_PROBLEM_.
Omit the pictures from the entries below and retype everything else exactly.
● ● ● ● ● ● ●
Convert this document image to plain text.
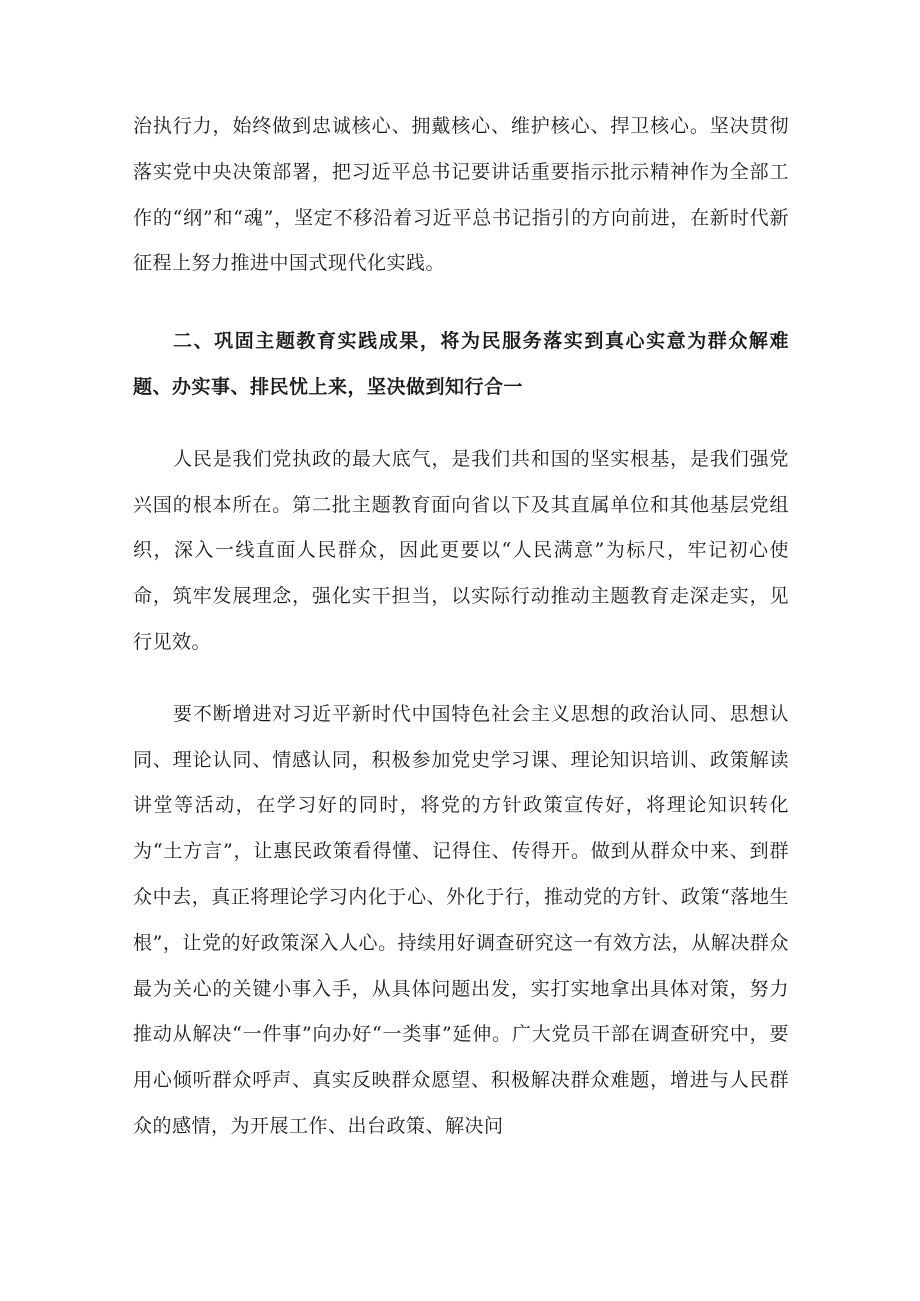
治执行力，始终做到忠诚核心、拥戴核心、维护核心、捍卫核心。坚决贯彻落实党中央决策部署，把习近平总书记要讲话重要指示批示精神作为全部工作的“纲”和“魂”，坚定不移沿着习近平总书记指引的方向前进，在新时代新征程上努力推进中国式现代化实践。

二、巩固主题教育实践成果，将为民服务落实到真心实意为群众解难题、办实事、排民忧上来，坚决做到知行合一

人民是我们党执政的最大底气，是我们共和国的坚实根基，是我们强党兴国的根本所在。第二批主题教育面向省以下及其直属单位和其他基层党组织，深入一线直面人民群众，因此更要以“人民满意”为标尺，牢记初心使命，筑牢发展理念，强化实干担当，以实际行动推动主题教育走深走实，见行见效。

要不断增进对习近平新时代中国特色社会主义思想的政治认同、思想认同、理论认同、情感认同，积极参加党史学习课、理论知识培训、政策解读讲堂等活动，在学习好的同时，将党的方针政策宣传好，将理论知识转化为“土方言”，让惠民政策看得懂、记得住、传得开。做到从群众中来、到群众中去，真正将理论学习内化于心、外化于行，推动党的方针、政策“落地生根”，让党的好政策深入人心。持续用好调查研究这一有效方法，从解决群众最为关心的关键小事入手，从具体问题出发，实打实地拿出具体对策，努力推动从解决“一件事”向办好“一类事”延伸。广大党员干部在调查研究中，要用心倾听群众呼声、真实反映群众愿望、积极解决群众难题，增进与人民群众的感情，为开展工作、出台政策、解决问
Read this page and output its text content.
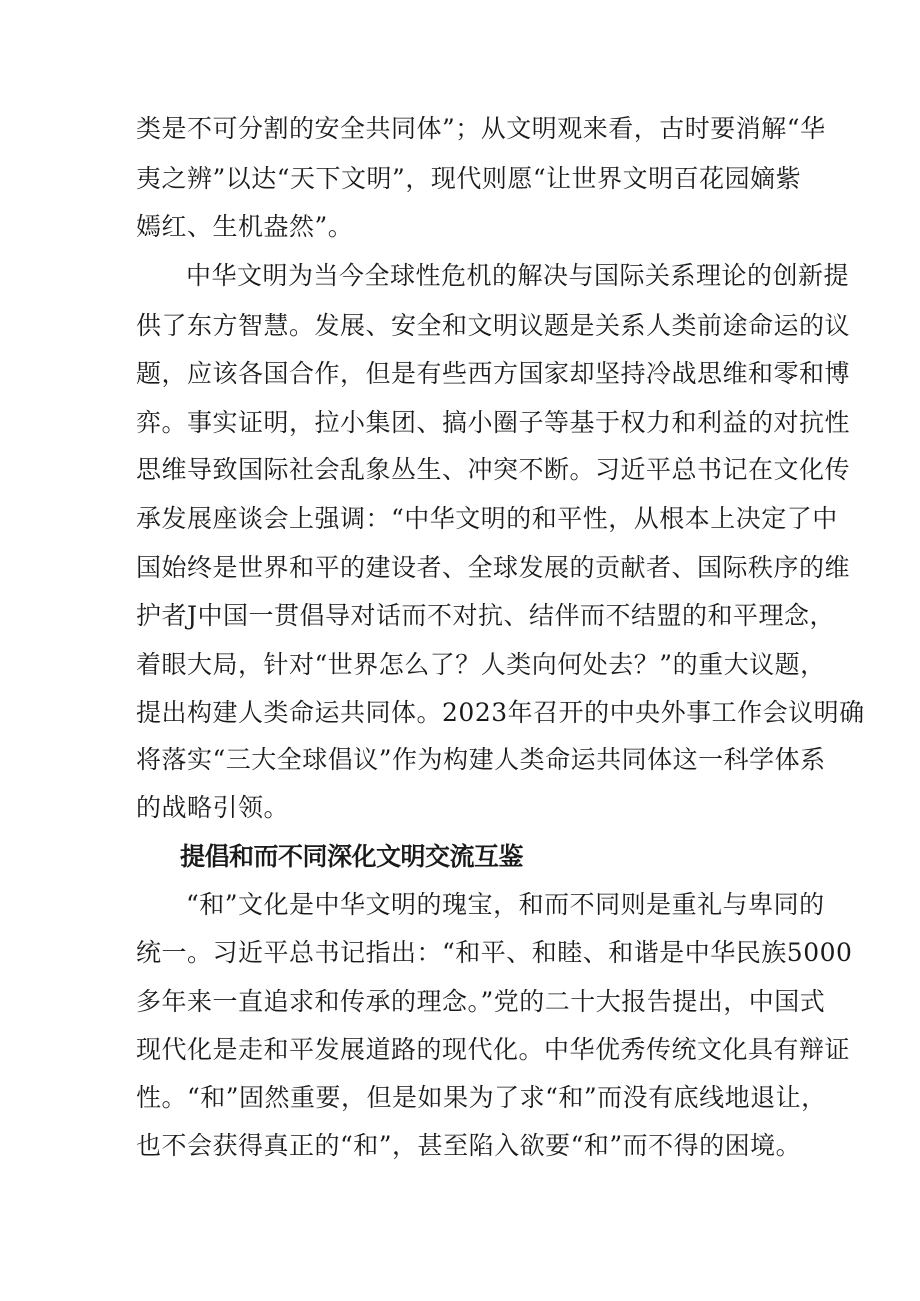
类是不可分割的安全共同体”；从文明观来看，古时要消解“华
夷之辨”以达“天下文明”，现代则愿“让世界文明百花园嫡紫
嫣红、生机盎然”。
中华文明为当今全球性危机的解决与国际关系理论的创新提
供了东方智慧。发展、安全和文明议题是关系人类前途命运的议
题，应该各国合作，但是有些西方国家却坚持冷战思维和零和博
弈。事实证明，拉小集团、搞小圈子等基于权力和利益的对抗性
思维导致国际社会乱象丛生、冲突不断。习近平总书记在文化传
承发展座谈会上强调：“中华文明的和平性，从根本上决定了中
国始终是世界和平的建设者、全球发展的贡献者、国际秩序的维
护者J中国一贯倡导对话而不对抗、结伴而不结盟的和平理念，
着眼大局，针对“世界怎么了？人类向何处去？”的重大议题，
提出构建人类命运共同体。2023年召开的中央外事工作会议明确
将落实“三大全球倡议”作为构建人类命运共同体这一科学体系
的战略引领。
提倡和而不同深化文明交流互鉴
“和”文化是中华文明的瑰宝，和而不同则是重礼与卑同的
统一。习近平总书记指出：“和平、和睦、和谐是中华民族5000
多年来一直追求和传承的理念。”党的二十大报告提出，中国式
现代化是走和平发展道路的现代化。中华优秀传统文化具有辩证
性。“和”固然重要，但是如果为了求“和”而没有底线地退让，
也不会获得真正的“和”，甚至陷入欲要“和”而不得的困境。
● ● ● ● ● ● ●
_RESULT FOR THIS TASK_.
Convert this document image to plain text.
治执行力，始终做到忠诚核心、拥戴核心、维护核心、捍卫核心。坚决贯彻落实党中央决策部署，把习近平总书记要讲话重要指示批示精神作为全部工作的“纲”和“魂”，坚定不移沿着习近平总书记指引的方向前进，在新时代新征程上努力推进中国式现代化实践。

二、巩固主题教育实践成果，将为民服务落实到真心实意为群众解难题、办实事、排民忧上来，坚决做到知行合一

人民是我们党执政的最大底气，是我们共和国的坚实根基，是我们强党兴国的根本所在。第二批主题教育面向省以下及其直属单位和其他基层党组织，深入一线直面人民群众，因此更要以“人民满意”为标尺，牢记初心使命，筑牢发展理念，强化实干担当，以实际行动推动主题教育走深走实，见行见效。

要不断增进对习近平新时代中国特色社会主义思想的政治认同、思想认同、理论认同、情感认同，积极参加党史学习课、理论知识培训、政策解读讲堂等活动，在学习好的同时，将党的方针政策宣传好，将理论知识转化为“土方言”，让惠民政策看得懂、记得住、传得开。做到从群众中来、到群众中去，真正将理论学习内化于心、外化于行，推动党的方针、政策“落地生根”，让党的好政策深入人心。持续用好调查研究这一有效方法，从解决群众最为关心的关键小事入手，从具体问题出发，实打实地拿出具体对策，努力推动从解决“一件事”向办好“一类事”延伸。广大党员干部在调查研究中，要用心倾听群众呼声、真实反映群众愿望、积极解决群众难题，增进与人民群众的感情，为开展工作、出台政策、解决问
Read this page and output its text content.
类是不可分割的安全共同体”；从文明观来看，古时要消解“华
夷之辨”以达“天下文明”，现代则愿“让世界文明百花园嫡紫
嫣红、生机盎然”。
中华文明为当今全球性危机的解决与国际关系理论的创新提
供了东方智慧。发展、安全和文明议题是关系人类前途命运的议
题，应该各国合作，但是有些西方国家却坚持冷战思维和零和博
弈。事实证明，拉小集团、搞小圈子等基于权力和利益的对抗性
思维导致国际社会乱象丛生、冲突不断。习近平总书记在文化传
承发展座谈会上强调：“中华文明的和平性，从根本上决定了中
国始终是世界和平的建设者、全球发展的贡献者、国际秩序的维
护者J中国一贯倡导对话而不对抗、结伴而不结盟的和平理念，
着眼大局，针对“世界怎么了？人类向何处去？”的重大议题，
提出构建人类命运共同体。2023年召开的中央外事工作会议明确
将落实“三大全球倡议”作为构建人类命运共同体这一科学体系
的战略引领。
提倡和而不同深化文明交流互鉴
“和”文化是中华文明的瑰宝，和而不同则是重礼与卑同的
统一。习近平总书记指出：“和平、和睦、和谐是中华民族5000
多年来一直追求和传承的理念。”党的二十大报告提出，中国式
现代化是走和平发展道路的现代化。中华优秀传统文化具有辩证
性。“和”固然重要，但是如果为了求“和”而没有底线地退让，
也不会获得真正的“和”，甚至陷入欲要“和”而不得的困境。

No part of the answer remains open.